▶ **Directions for this task**
Scan the entries below and extract each line with the word "employees" in it.

▶ **Data to process**

^^^^^^^^

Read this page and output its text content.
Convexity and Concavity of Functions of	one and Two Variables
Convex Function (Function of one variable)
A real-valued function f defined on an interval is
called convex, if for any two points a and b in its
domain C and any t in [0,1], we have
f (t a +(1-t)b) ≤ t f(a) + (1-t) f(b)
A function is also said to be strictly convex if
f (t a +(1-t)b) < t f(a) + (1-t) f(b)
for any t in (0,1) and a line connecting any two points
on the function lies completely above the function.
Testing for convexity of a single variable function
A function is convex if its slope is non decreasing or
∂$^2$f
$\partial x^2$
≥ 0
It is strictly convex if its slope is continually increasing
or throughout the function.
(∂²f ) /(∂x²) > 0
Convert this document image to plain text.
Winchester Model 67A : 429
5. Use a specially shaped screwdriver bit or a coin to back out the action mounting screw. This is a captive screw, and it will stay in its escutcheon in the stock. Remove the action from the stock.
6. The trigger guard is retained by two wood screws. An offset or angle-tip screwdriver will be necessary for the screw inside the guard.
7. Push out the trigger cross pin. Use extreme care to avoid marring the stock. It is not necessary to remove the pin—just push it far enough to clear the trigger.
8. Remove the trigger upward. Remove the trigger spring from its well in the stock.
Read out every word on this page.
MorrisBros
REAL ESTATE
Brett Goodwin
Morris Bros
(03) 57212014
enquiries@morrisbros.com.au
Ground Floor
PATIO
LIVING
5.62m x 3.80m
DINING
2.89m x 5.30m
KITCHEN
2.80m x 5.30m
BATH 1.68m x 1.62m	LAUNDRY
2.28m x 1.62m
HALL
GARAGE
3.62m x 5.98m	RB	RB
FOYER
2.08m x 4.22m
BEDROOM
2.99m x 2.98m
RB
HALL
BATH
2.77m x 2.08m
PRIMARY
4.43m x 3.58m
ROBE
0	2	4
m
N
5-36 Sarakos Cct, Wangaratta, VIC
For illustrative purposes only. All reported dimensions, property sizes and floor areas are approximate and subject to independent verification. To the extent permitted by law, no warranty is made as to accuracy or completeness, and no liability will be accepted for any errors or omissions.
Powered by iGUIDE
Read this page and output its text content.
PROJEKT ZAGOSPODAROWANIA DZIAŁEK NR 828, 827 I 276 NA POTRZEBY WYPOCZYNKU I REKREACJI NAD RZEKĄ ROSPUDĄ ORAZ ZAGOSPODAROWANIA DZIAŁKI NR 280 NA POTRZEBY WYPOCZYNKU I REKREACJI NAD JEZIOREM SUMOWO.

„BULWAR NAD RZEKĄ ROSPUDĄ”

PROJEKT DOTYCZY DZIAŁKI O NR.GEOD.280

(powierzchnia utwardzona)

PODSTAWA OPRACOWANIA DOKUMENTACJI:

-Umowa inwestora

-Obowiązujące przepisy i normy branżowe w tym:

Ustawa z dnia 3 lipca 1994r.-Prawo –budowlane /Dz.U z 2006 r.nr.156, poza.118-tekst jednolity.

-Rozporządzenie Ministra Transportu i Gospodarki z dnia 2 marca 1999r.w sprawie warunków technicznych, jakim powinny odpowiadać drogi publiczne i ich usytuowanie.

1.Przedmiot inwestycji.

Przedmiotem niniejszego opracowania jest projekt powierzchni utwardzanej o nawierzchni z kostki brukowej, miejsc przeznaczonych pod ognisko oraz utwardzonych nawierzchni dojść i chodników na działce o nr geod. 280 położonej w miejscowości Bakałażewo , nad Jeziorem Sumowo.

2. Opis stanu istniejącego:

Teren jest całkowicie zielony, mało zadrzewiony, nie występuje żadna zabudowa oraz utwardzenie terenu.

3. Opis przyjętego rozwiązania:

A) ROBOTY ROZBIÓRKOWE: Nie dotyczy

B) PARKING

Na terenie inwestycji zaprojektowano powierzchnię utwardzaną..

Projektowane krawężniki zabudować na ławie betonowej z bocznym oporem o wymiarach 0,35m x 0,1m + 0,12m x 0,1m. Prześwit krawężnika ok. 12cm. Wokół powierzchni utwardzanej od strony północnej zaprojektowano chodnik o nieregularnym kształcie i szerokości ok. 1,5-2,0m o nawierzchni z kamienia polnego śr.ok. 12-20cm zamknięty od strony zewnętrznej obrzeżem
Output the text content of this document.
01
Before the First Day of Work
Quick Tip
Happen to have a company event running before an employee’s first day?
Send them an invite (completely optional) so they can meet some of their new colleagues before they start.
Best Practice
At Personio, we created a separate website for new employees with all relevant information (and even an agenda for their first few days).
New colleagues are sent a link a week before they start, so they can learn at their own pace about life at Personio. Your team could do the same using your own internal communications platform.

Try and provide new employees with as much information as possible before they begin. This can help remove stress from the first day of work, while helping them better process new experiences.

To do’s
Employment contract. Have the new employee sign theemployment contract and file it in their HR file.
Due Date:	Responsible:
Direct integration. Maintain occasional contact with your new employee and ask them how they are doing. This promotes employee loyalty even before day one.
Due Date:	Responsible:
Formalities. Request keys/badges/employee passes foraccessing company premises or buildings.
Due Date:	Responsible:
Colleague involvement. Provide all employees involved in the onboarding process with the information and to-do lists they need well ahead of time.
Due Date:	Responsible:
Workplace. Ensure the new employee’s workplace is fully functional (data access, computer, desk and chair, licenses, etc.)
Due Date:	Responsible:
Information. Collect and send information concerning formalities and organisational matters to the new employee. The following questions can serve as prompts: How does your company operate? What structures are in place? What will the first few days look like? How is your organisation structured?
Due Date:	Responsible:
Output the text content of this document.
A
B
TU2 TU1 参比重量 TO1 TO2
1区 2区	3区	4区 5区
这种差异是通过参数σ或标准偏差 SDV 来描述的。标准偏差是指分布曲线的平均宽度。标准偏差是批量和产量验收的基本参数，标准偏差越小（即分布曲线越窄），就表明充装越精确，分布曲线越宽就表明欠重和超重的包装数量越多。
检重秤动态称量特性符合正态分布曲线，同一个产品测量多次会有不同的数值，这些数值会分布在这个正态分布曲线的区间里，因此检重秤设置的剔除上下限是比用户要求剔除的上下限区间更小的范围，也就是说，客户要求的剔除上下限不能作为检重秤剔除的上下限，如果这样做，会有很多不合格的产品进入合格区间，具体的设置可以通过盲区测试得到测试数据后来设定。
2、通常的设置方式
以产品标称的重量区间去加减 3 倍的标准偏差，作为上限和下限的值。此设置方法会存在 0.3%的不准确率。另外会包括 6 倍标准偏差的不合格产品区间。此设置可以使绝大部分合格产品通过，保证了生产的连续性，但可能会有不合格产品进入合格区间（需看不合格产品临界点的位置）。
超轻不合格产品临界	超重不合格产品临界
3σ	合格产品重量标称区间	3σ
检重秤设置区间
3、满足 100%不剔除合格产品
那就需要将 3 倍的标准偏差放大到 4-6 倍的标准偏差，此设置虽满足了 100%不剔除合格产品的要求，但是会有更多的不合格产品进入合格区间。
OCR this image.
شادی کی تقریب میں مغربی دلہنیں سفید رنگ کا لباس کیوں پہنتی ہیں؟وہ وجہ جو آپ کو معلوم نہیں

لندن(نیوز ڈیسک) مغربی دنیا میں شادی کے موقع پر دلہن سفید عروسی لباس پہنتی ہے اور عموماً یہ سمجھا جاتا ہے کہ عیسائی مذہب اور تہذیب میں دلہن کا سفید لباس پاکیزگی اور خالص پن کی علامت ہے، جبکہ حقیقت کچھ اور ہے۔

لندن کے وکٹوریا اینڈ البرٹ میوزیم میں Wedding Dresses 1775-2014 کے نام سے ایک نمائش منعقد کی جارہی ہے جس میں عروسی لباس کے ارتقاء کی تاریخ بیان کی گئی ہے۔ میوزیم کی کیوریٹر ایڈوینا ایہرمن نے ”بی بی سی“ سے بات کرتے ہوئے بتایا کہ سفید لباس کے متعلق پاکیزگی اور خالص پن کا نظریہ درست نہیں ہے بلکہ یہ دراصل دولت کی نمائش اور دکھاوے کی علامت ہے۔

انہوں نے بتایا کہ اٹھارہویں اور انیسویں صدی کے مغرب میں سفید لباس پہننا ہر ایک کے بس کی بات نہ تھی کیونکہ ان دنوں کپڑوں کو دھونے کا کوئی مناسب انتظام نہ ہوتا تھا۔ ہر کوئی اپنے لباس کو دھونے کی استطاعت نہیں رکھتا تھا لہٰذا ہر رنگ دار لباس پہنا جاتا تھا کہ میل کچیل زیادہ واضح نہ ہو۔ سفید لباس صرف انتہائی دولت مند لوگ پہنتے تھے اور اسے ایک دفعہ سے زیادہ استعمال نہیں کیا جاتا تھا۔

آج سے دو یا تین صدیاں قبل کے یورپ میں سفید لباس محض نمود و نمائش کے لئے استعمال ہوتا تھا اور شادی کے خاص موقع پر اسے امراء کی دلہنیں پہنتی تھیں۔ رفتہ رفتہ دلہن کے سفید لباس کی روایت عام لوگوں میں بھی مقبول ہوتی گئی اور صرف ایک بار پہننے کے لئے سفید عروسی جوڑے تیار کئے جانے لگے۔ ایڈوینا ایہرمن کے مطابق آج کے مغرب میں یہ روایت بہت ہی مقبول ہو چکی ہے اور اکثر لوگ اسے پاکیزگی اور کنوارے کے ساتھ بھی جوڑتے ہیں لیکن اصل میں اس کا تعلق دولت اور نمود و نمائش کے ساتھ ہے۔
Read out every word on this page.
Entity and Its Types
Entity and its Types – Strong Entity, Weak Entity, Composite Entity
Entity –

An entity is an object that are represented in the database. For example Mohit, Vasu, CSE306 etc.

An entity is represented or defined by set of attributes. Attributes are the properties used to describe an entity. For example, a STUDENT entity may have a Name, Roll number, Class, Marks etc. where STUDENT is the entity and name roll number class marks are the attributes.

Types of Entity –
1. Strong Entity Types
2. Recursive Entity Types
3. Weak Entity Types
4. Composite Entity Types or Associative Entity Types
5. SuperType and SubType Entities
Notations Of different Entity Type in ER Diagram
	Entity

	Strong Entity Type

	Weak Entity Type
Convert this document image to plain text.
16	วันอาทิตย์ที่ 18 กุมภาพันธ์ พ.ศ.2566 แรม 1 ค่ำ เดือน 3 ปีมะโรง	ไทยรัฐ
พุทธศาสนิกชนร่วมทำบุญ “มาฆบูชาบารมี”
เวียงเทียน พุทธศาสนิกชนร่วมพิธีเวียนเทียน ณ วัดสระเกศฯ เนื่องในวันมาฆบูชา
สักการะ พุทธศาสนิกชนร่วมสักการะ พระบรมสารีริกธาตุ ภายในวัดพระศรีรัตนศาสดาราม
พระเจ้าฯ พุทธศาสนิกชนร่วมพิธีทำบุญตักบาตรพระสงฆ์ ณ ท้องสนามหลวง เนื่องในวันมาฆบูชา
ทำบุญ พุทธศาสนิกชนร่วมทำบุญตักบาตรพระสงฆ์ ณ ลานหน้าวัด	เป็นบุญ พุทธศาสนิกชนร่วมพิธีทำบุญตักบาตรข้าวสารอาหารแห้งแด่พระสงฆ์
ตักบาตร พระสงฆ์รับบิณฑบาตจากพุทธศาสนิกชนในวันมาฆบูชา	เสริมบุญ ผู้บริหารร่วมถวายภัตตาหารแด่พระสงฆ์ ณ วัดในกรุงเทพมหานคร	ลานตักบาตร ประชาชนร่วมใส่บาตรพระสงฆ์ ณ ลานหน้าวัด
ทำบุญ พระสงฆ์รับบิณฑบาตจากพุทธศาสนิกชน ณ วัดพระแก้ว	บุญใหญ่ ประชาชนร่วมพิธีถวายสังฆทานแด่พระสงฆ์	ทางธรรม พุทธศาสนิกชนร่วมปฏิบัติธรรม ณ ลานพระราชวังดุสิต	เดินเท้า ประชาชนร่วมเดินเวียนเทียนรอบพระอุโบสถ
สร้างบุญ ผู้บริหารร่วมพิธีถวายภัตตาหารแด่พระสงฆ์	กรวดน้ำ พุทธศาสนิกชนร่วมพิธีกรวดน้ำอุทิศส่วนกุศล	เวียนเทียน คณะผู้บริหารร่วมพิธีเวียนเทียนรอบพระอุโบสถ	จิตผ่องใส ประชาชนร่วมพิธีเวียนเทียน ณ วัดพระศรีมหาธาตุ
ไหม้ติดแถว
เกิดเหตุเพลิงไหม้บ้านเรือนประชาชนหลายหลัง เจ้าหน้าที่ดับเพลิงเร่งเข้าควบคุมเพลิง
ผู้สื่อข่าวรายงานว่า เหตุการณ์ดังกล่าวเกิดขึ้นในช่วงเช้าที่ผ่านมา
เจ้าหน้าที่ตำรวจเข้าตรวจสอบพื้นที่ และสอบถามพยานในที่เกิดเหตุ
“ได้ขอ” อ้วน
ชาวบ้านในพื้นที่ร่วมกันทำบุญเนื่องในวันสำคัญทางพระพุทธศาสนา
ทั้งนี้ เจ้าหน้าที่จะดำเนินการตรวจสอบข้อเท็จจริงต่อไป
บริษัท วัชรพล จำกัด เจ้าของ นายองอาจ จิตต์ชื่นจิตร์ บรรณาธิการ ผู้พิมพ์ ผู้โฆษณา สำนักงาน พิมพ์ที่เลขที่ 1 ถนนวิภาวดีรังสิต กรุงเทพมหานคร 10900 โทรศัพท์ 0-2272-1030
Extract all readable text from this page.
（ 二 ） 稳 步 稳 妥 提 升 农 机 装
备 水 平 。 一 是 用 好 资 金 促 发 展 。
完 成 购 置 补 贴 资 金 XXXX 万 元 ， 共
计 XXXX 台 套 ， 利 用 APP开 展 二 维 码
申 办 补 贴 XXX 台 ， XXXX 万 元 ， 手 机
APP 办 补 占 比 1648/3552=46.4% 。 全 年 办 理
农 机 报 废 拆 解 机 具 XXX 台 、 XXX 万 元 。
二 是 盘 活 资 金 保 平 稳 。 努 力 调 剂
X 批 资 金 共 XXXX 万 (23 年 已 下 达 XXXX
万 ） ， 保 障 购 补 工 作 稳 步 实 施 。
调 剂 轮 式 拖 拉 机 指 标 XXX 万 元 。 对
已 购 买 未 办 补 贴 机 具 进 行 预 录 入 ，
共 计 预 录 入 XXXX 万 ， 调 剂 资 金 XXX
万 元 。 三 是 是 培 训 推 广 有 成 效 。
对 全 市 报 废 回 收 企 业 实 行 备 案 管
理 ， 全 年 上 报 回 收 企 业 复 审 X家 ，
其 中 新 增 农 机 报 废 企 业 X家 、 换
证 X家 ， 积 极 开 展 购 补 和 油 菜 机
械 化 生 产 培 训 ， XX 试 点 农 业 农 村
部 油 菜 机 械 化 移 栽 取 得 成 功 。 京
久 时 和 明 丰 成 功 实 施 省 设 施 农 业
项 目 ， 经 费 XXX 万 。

^^^^^^^^

▶ **Finished task**
At Personio, we created a separate website for new employees with all relevant information (and even an agenda for their first few days).
Try and provide new employees with as much information as possible before they begin. This can help remove stress from the first day of work, while helping them better process new experiences.
Colleague involvement. Provide all employees involved in the onboarding process with the information and to-do lists they need well ahead of time.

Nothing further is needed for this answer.